## Prompt:
Nothing but the lines from the one that contains "What text is on this page?" through the end of the listing should appear, set down exactly.

— start Working data —

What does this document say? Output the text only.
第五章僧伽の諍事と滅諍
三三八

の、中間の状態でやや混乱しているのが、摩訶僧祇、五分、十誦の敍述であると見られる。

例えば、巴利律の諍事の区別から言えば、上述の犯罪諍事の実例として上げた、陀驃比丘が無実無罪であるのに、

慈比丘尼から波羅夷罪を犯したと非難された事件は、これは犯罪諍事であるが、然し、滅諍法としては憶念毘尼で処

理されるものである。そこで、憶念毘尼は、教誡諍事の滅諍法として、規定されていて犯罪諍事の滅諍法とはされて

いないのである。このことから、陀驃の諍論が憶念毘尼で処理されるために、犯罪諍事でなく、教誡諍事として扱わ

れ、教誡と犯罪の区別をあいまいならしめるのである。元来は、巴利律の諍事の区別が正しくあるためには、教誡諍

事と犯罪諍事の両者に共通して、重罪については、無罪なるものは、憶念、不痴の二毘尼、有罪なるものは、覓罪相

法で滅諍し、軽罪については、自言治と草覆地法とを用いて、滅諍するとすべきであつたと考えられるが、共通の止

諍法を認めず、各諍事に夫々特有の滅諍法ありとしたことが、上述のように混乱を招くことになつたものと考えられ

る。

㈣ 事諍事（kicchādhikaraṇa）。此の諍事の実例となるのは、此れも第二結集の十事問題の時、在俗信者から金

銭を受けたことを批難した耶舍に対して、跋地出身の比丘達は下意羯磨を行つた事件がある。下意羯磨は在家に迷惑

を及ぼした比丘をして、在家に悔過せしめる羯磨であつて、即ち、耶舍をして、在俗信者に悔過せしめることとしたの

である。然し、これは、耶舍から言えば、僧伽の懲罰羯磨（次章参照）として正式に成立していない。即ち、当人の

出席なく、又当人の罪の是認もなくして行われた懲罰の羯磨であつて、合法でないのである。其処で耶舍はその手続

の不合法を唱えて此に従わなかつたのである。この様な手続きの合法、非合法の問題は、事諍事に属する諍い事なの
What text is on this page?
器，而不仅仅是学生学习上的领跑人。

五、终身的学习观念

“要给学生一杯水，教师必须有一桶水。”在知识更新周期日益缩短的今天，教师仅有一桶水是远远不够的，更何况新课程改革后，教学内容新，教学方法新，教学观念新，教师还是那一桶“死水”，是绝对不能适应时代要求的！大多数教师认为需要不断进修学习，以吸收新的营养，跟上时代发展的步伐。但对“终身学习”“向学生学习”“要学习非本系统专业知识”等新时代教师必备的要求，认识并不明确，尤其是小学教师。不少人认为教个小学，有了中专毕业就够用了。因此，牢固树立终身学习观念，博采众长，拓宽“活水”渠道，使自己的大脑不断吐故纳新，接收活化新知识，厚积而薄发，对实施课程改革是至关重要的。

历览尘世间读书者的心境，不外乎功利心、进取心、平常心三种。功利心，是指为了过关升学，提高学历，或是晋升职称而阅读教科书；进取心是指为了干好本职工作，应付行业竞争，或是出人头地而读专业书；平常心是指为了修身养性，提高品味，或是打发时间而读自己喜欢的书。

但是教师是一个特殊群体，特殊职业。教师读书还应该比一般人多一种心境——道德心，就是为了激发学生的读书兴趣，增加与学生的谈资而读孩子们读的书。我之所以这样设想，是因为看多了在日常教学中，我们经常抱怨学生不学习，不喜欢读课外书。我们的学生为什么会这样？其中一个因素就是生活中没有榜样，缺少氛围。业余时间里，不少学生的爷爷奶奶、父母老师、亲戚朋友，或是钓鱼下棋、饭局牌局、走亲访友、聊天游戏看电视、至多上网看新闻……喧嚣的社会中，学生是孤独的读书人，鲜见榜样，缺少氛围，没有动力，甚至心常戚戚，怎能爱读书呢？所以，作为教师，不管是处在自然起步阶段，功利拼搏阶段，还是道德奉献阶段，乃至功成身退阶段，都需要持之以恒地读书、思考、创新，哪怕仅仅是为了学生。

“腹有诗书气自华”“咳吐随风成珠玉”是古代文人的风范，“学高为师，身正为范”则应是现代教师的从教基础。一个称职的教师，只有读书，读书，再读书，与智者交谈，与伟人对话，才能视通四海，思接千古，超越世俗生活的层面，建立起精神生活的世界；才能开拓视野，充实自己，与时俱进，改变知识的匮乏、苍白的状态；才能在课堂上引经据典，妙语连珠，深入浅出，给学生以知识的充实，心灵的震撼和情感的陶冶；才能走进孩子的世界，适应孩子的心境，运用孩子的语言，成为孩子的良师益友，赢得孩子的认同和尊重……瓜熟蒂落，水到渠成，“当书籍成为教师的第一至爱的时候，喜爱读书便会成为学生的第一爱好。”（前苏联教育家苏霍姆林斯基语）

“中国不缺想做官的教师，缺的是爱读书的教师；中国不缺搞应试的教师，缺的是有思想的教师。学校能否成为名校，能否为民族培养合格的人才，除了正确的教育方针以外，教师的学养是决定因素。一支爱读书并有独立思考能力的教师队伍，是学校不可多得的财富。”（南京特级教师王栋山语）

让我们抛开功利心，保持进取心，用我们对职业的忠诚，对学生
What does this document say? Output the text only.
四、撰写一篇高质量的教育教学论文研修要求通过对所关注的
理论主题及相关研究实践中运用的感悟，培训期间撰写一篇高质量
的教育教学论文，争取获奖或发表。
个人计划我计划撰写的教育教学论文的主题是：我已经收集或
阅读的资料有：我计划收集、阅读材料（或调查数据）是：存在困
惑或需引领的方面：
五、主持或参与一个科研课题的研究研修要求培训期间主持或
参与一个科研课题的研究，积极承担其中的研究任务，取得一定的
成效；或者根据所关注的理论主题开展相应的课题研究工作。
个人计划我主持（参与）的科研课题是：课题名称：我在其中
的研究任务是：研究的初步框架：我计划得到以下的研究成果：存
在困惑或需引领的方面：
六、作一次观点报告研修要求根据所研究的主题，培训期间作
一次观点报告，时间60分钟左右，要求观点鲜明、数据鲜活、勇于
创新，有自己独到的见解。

— end Working data —

## The reply:
What text is on this page?
器，而不仅仅是学生学习上的领跑人。

五、终身的学习观念

“要给学生一杯水，教师必须有一桶水。”在知识更新周期日益缩短的今天，教师仅有一桶水是远远不够的，更何况新课程改革后，教学内容新，教学方法新，教学观念新，教师还是那一桶“死水”，是绝对不能适应时代要求的！大多数教师认为需要不断进修学习，以吸收新的营养，跟上时代发展的步伐。但对“终身学习”“向学生学习”“要学习非本系统专业知识”等新时代教师必备的要求，认识并不明确，尤其是小学教师。不少人认为教个小学，有了中专毕业就够用了。因此，牢固树立终身学习观念，博采众长，拓宽“活水”渠道，使自己的大脑不断吐故纳新，接收活化新知识，厚积而薄发，对实施课程改革是至关重要的。

历览尘世间读书者的心境，不外乎功利心、进取心、平常心三种。功利心，是指为了过关升学，提高学历，或是晋升职称而阅读教科书；进取心是指为了干好本职工作，应付行业竞争，或是出人头地而读专业书；平常心是指为了修身养性，提高品味，或是打发时间而读自己喜欢的书。

但是教师是一个特殊群体，特殊职业。教师读书还应该比一般人多一种心境——道德心，就是为了激发学生的读书兴趣，增加与学生的谈资而读孩子们读的书。我之所以这样设想，是因为看多了在日常教学中，我们经常抱怨学生不学习，不喜欢读课外书。我们的学生为什么会这样？其中一个因素就是生活中没有榜样，缺少氛围。业余时间里，不少学生的爷爷奶奶、父母老师、亲戚朋友，或是钓鱼下棋、饭局牌局、走亲访友、聊天游戏看电视、至多上网看新闻……喧嚣的社会中，学生是孤独的读书人，鲜见榜样，缺少氛围，没有动力，甚至心常戚戚，怎能爱读书呢？所以，作为教师，不管是处在自然起步阶段，功利拼搏阶段，还是道德奉献阶段，乃至功成身退阶段，都需要持之以恒地读书、思考、创新，哪怕仅仅是为了学生。

“腹有诗书气自华”“咳吐随风成珠玉”是古代文人的风范，“学高为师，身正为范”则应是现代教师的从教基础。一个称职的教师，只有读书，读书，再读书，与智者交谈，与伟人对话，才能视通四海，思接千古，超越世俗生活的层面，建立起精神生活的世界；才能开拓视野，充实自己，与时俱进，改变知识的匮乏、苍白的状态；才能在课堂上引经据典，妙语连珠，深入浅出，给学生以知识的充实，心灵的震撼和情感的陶冶；才能走进孩子的世界，适应孩子的心境，运用孩子的语言，成为孩子的良师益友，赢得孩子的认同和尊重……瓜熟蒂落，水到渠成，“当书籍成为教师的第一至爱的时候，喜爱读书便会成为学生的第一爱好。”（前苏联教育家苏霍姆林斯基语）

“中国不缺想做官的教师，缺的是爱读书的教师；中国不缺搞应试的教师，缺的是有思想的教师。学校能否成为名校，能否为民族培养合格的人才，除了正确的教育方针以外，教师的学养是决定因素。一支爱读书并有独立思考能力的教师队伍，是学校不可多得的财富。”（南京特级教师王栋山语）

让我们抛开功利心，保持进取心，用我们对职业的忠诚，对学生
What does this document say? Output the text only.
四、撰写一篇高质量的教育教学论文研修要求通过对所关注的
理论主题及相关研究实践中运用的感悟，培训期间撰写一篇高质量
的教育教学论文，争取获奖或发表。
个人计划我计划撰写的教育教学论文的主题是：我已经收集或
阅读的资料有：我计划收集、阅读材料（或调查数据）是：存在困
惑或需引领的方面：
五、主持或参与一个科研课题的研究研修要求培训期间主持或
参与一个科研课题的研究，积极承担其中的研究任务，取得一定的
成效；或者根据所关注的理论主题开展相应的课题研究工作。
个人计划我主持（参与）的科研课题是：课题名称：我在其中
的研究任务是：研究的初步框架：我计划得到以下的研究成果：存
在困惑或需引领的方面：
六、作一次观点报告研修要求根据所研究的主题，培训期间作
一次观点报告，时间60分钟左右，要求观点鲜明、数据鲜活、勇于
创新，有自己独到的见解。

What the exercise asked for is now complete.